**What is being asked**
Identify the lines that contain the string "destilla" and copy all of them.

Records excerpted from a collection
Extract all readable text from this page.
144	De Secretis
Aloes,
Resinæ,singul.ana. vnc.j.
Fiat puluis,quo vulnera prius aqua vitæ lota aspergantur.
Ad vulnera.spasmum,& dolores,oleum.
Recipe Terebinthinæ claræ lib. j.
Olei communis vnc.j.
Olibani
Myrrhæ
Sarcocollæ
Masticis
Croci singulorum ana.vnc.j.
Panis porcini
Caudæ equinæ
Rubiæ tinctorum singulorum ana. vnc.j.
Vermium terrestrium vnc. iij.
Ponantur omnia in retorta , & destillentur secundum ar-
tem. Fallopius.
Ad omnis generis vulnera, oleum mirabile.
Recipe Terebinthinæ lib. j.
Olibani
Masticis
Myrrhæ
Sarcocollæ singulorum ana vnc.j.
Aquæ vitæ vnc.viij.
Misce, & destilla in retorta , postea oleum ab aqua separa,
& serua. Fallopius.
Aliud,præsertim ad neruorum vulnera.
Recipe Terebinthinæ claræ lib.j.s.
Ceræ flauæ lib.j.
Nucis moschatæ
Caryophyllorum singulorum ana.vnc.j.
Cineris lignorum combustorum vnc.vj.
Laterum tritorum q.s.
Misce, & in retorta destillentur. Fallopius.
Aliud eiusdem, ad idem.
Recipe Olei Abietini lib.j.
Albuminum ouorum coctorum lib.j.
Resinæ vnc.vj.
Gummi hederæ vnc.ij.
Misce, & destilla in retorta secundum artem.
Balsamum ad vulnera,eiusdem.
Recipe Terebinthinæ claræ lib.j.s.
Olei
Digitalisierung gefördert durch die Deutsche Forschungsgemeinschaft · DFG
* * *
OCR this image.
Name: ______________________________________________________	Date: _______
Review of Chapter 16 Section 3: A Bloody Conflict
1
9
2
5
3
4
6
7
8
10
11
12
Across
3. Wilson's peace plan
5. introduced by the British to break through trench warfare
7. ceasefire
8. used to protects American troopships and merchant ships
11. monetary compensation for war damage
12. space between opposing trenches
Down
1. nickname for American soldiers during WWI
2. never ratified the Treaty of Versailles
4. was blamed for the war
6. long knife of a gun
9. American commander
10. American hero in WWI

**Final result**
Misce, & destilla in retorta , postea oleum ab aqua separa,
Misce, & destilla in retorta secundum artem.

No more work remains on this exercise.